SHORT TASK:
Copy every one of the records below line for line, keeping each character as it appears.

TASK INPUTS:
++++++++++

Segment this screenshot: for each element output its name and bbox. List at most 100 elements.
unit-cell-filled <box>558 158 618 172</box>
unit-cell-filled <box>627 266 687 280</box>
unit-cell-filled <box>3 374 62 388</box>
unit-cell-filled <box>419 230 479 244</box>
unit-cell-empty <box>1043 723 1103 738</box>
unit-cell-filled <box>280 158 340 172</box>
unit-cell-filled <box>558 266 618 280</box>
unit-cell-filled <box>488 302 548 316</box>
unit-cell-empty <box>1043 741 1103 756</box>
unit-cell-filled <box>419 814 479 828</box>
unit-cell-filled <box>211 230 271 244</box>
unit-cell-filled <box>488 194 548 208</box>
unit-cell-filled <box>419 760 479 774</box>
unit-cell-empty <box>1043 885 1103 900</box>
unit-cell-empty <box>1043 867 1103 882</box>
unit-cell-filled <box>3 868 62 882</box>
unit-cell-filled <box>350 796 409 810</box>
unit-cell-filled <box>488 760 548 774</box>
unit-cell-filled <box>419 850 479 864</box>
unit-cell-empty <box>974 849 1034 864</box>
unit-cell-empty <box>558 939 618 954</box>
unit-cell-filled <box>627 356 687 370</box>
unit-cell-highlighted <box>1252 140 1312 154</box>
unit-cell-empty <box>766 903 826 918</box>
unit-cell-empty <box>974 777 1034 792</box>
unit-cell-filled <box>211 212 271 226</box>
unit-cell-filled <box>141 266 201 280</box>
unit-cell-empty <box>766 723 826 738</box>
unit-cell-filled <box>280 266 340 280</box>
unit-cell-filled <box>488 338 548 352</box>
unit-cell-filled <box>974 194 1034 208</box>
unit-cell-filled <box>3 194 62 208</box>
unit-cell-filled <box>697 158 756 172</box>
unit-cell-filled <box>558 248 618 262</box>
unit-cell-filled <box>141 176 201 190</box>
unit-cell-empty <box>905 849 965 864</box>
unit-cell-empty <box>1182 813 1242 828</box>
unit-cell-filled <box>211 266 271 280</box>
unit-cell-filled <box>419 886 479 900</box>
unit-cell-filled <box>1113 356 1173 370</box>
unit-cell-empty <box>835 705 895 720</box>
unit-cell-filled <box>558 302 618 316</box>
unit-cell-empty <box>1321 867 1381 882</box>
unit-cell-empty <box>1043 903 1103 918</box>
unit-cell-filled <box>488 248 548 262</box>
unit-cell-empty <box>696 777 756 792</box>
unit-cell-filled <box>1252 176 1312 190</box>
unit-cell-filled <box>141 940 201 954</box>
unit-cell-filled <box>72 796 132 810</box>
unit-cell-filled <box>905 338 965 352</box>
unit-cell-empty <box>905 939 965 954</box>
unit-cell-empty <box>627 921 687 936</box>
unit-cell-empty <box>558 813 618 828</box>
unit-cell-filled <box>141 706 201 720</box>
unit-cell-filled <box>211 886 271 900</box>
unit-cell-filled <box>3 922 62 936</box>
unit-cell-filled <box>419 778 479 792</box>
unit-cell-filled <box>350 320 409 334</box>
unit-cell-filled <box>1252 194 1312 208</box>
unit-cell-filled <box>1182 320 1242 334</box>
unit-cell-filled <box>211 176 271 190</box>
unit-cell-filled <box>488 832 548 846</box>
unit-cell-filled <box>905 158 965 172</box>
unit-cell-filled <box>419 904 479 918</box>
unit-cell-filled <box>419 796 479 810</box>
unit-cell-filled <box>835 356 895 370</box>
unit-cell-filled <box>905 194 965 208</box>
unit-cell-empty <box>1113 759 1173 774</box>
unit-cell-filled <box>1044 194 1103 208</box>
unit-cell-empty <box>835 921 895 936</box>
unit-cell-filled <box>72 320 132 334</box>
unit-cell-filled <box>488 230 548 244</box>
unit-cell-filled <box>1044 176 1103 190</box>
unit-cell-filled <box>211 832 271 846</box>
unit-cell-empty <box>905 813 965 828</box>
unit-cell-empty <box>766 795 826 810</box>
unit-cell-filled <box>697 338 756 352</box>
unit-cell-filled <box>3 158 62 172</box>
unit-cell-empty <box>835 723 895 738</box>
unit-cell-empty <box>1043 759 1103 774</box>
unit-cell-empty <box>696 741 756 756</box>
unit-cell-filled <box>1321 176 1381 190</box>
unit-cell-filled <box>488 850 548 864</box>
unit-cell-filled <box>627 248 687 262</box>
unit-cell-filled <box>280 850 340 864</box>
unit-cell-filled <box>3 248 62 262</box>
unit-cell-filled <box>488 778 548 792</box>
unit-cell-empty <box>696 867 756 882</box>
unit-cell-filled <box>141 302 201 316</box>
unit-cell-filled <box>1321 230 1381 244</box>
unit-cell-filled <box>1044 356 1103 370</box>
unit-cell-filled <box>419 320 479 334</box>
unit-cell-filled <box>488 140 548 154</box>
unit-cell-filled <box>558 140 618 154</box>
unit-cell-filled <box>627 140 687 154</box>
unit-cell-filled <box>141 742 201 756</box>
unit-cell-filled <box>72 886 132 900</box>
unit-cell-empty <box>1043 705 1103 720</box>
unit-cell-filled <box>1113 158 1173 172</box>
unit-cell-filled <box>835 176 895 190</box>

++++++++++

EXERCISE RESPONSE:
Segment this screenshot: for each element output its name and bbox. List at most 100 elements.
unit-cell-filled <box>558 158 618 172</box>
unit-cell-filled <box>627 266 687 280</box>
unit-cell-filled <box>3 374 62 388</box>
unit-cell-filled <box>419 230 479 244</box>
unit-cell-empty <box>1043 723 1103 738</box>
unit-cell-filled <box>280 158 340 172</box>
unit-cell-filled <box>558 266 618 280</box>
unit-cell-filled <box>488 302 548 316</box>
unit-cell-empty <box>1043 741 1103 756</box>
unit-cell-filled <box>419 814 479 828</box>
unit-cell-filled <box>211 230 271 244</box>
unit-cell-filled <box>488 194 548 208</box>
unit-cell-filled <box>419 760 479 774</box>
unit-cell-empty <box>1043 885 1103 900</box>
unit-cell-empty <box>1043 867 1103 882</box>
unit-cell-filled <box>3 868 62 882</box>
unit-cell-filled <box>350 796 409 810</box>
unit-cell-filled <box>488 760 548 774</box>
unit-cell-filled <box>419 850 479 864</box>
unit-cell-empty <box>974 849 1034 864</box>
unit-cell-empty <box>558 939 618 954</box>
unit-cell-filled <box>627 356 687 370</box>
unit-cell-highlighted <box>1252 140 1312 154</box>
unit-cell-empty <box>766 903 826 918</box>
unit-cell-empty <box>974 777 1034 792</box>
unit-cell-filled <box>211 212 271 226</box>
unit-cell-filled <box>141 266 201 280</box>
unit-cell-empty <box>766 723 826 738</box>
unit-cell-filled <box>280 266 340 280</box>
unit-cell-filled <box>488 338 548 352</box>
unit-cell-filled <box>974 194 1034 208</box>
unit-cell-filled <box>3 194 62 208</box>
unit-cell-filled <box>697 158 756 172</box>
unit-cell-filled <box>558 248 618 262</box>
unit-cell-filled <box>141 176 201 190</box>
unit-cell-empty <box>905 849 965 864</box>
unit-cell-empty <box>1182 813 1242 828</box>
unit-cell-filled <box>211 266 271 280</box>
unit-cell-filled <box>419 886 479 900</box>
unit-cell-filled <box>1113 356 1173 370</box>
unit-cell-empty <box>835 705 895 720</box>
unit-cell-filled <box>558 302 618 316</box>
unit-cell-empty <box>1321 867 1381 882</box>
unit-cell-empty <box>1043 903 1103 918</box>
unit-cell-filled <box>488 248 548 262</box>
unit-cell-empty <box>696 777 756 792</box>
unit-cell-filled <box>1252 176 1312 190</box>
unit-cell-filled <box>141 940 201 954</box>
unit-cell-filled <box>72 796 132 810</box>
unit-cell-filled <box>905 338 965 352</box>
unit-cell-empty <box>905 939 965 954</box>
unit-cell-empty <box>627 921 687 936</box>
unit-cell-empty <box>558 813 618 828</box>
unit-cell-filled <box>141 706 201 720</box>
unit-cell-filled <box>211 886 271 900</box>
unit-cell-filled <box>3 922 62 936</box>
unit-cell-filled <box>419 778 479 792</box>
unit-cell-filled <box>350 320 409 334</box>
unit-cell-filled <box>1252 194 1312 208</box>
unit-cell-filled <box>1182 320 1242 334</box>
unit-cell-filled <box>211 176 271 190</box>
unit-cell-filled <box>488 832 548 846</box>
unit-cell-filled <box>905 158 965 172</box>
unit-cell-filled <box>419 904 479 918</box>
unit-cell-filled <box>419 796 479 810</box>
unit-cell-filled <box>835 356 895 370</box>
unit-cell-filled <box>905 194 965 208</box>
unit-cell-empty <box>1113 759 1173 774</box>
unit-cell-filled <box>1044 194 1103 208</box>
unit-cell-empty <box>835 921 895 936</box>
unit-cell-filled <box>72 320 132 334</box>
unit-cell-filled <box>488 230 548 244</box>
unit-cell-filled <box>1044 176 1103 190</box>
unit-cell-filled <box>211 832 271 846</box>
unit-cell-empty <box>905 813 965 828</box>
unit-cell-empty <box>766 795 826 810</box>
unit-cell-filled <box>697 338 756 352</box>
unit-cell-filled <box>3 158 62 172</box>
unit-cell-empty <box>835 723 895 738</box>
unit-cell-empty <box>1043 759 1103 774</box>
unit-cell-empty <box>696 741 756 756</box>
unit-cell-filled <box>1321 176 1381 190</box>
unit-cell-filled <box>488 850 548 864</box>
unit-cell-filled <box>627 248 687 262</box>
unit-cell-filled <box>280 850 340 864</box>
unit-cell-filled <box>3 248 62 262</box>
unit-cell-filled <box>488 778 548 792</box>
unit-cell-empty <box>696 867 756 882</box>
unit-cell-filled <box>141 302 201 316</box>
unit-cell-filled <box>1321 230 1381 244</box>
unit-cell-filled <box>1044 356 1103 370</box>
unit-cell-filled <box>419 320 479 334</box>
unit-cell-filled <box>488 140 548 154</box>
unit-cell-filled <box>558 140 618 154</box>
unit-cell-filled <box>627 140 687 154</box>
unit-cell-filled <box>141 742 201 756</box>
unit-cell-filled <box>72 886 132 900</box>
unit-cell-empty <box>1043 705 1103 720</box>
unit-cell-filled <box>1113 158 1173 172</box>
unit-cell-filled <box>835 176 895 190</box>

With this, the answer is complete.